[What the exercise asks] Please quote only the lines that start at the one with "Transcribe this image's" and go on to the last line of the data, both ends kept.

[Task data]
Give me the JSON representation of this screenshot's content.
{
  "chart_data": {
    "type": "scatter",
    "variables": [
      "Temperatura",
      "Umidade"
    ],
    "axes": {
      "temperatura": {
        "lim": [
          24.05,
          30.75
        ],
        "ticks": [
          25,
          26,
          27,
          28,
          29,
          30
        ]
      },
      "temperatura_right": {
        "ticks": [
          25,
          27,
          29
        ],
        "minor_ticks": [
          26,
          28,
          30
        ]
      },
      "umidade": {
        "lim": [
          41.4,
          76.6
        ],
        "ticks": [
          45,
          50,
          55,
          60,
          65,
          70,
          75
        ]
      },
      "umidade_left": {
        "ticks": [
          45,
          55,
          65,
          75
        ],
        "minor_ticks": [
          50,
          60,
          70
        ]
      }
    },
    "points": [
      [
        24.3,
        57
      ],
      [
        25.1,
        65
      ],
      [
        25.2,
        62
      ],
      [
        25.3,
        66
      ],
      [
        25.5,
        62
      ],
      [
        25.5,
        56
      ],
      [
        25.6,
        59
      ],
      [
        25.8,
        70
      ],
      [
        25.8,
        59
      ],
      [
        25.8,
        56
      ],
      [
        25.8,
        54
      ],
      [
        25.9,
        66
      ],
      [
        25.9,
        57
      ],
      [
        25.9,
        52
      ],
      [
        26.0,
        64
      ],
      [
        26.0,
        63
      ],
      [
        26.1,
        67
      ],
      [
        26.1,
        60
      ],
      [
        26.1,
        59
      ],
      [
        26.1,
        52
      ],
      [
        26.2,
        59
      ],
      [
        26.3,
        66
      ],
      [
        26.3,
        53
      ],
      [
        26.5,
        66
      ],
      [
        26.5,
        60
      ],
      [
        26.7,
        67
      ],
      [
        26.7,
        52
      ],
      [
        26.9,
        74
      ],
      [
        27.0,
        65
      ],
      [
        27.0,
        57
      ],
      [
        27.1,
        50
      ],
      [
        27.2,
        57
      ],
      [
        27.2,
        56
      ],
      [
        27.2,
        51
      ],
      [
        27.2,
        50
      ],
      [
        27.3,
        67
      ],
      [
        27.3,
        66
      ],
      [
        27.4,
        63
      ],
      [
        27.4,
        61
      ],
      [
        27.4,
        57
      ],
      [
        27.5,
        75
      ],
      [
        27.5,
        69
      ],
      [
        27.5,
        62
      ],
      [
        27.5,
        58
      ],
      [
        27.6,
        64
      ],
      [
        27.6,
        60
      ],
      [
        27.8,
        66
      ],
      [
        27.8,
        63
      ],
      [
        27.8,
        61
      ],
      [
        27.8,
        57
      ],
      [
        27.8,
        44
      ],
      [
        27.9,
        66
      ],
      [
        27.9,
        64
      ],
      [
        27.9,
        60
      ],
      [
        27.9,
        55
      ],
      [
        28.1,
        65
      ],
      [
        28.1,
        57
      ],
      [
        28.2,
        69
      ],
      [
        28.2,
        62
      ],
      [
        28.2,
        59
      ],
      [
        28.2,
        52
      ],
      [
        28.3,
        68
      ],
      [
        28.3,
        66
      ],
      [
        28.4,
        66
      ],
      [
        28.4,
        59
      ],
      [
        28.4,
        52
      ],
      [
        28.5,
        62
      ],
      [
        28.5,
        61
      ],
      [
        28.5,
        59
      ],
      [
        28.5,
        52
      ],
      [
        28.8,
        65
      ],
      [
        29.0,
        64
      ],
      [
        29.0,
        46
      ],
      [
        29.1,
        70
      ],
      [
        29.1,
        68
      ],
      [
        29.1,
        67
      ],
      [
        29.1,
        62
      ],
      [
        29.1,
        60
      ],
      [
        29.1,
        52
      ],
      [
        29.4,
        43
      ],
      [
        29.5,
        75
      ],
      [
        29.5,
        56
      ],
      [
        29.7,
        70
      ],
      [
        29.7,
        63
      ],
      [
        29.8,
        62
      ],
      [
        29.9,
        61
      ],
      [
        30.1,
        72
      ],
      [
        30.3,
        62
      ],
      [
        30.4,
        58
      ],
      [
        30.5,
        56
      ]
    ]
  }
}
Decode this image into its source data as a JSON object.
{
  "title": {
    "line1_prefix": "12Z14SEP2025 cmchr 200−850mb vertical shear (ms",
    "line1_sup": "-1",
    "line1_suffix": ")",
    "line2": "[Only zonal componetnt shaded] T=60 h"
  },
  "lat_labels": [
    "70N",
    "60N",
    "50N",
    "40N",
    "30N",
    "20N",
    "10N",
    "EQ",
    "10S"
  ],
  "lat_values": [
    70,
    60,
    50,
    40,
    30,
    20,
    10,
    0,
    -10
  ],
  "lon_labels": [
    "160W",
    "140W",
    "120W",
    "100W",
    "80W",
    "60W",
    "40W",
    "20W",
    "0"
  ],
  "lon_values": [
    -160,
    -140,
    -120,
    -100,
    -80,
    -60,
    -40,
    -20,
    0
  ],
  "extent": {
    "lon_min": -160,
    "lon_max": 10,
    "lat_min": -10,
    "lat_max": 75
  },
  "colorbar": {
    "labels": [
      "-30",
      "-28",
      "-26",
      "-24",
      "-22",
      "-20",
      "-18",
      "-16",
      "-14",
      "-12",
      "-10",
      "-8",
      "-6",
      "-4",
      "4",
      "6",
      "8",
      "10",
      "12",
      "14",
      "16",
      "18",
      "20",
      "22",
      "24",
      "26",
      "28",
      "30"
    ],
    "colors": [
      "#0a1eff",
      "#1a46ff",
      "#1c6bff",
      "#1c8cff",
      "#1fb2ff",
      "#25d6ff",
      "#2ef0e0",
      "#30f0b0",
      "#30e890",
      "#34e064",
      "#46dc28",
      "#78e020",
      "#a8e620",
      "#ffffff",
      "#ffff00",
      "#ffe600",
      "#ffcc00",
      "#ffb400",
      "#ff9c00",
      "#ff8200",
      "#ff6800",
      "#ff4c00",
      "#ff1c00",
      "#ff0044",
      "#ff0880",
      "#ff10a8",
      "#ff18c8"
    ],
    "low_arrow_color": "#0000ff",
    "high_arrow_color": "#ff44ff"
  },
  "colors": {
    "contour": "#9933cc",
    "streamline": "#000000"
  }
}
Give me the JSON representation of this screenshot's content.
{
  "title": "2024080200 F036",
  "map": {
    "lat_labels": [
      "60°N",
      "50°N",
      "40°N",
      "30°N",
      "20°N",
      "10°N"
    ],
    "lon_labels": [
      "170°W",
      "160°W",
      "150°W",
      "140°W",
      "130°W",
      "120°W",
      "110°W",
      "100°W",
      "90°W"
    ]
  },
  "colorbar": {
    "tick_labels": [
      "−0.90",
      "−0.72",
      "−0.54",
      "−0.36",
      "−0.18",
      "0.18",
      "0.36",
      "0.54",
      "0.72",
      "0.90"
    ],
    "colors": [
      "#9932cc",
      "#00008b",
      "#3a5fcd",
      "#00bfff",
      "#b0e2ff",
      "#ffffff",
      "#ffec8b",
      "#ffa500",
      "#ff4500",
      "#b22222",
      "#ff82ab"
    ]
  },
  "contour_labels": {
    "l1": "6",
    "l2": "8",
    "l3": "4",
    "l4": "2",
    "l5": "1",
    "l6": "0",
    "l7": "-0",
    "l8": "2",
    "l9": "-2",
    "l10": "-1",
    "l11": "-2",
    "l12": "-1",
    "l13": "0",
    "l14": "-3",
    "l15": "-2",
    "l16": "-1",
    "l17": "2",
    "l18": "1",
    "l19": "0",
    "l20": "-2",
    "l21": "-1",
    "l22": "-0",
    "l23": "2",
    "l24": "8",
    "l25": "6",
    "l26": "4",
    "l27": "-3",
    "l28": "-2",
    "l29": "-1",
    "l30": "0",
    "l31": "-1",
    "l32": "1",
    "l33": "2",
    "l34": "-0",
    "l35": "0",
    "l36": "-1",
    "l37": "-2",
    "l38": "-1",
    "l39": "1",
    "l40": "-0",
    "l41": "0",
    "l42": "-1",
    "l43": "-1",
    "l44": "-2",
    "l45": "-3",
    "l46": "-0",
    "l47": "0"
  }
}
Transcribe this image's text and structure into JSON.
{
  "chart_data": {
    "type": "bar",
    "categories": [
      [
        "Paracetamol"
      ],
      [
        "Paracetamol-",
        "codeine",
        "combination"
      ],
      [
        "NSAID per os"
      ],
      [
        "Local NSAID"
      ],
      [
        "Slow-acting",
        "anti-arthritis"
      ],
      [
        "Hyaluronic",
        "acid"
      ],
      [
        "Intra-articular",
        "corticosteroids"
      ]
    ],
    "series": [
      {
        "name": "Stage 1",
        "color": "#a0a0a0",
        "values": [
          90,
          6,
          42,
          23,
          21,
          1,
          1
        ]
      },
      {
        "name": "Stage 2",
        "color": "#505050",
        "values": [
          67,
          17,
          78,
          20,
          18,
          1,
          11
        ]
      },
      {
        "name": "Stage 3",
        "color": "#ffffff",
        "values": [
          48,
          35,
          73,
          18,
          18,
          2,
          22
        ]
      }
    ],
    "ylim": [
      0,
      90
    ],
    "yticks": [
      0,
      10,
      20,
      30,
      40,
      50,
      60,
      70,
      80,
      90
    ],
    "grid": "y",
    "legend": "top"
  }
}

[Full answer]
Transcribe this image's text and structure into JSON.
{
  "chart_data": {
    "type": "bar",
    "categories": [
      [
        "Paracetamol"
      ],
      [
        "Paracetamol-",
        "codeine",
        "combination"
      ],
      [
        "NSAID per os"
      ],
      [
        "Local NSAID"
      ],
      [
        "Slow-acting",
        "anti-arthritis"
      ],
      [
        "Hyaluronic",
        "acid"
      ],
      [
        "Intra-articular",
        "corticosteroids"
      ]
    ],
    "series": [
      {
        "name": "Stage 1",
        "color": "#a0a0a0",
        "values": [
          90,
          6,
          42,
          23,
          21,
          1,
          1
        ]
      },
      {
        "name": "Stage 2",
        "color": "#505050",
        "values": [
          67,
          17,
          78,
          20,
          18,
          1,
          11
        ]
      },
      {
        "name": "Stage 3",
        "color": "#ffffff",
        "values": [
          48,
          35,
          73,
          18,
          18,
          2,
          22
        ]
      }
    ],
    "ylim": [
      0,
      90
    ],
    "yticks": [
      0,
      10,
      20,
      30,
      40,
      50,
      60,
      70,
      80,
      90
    ],
    "grid": "y",
    "legend": "top"
  }
}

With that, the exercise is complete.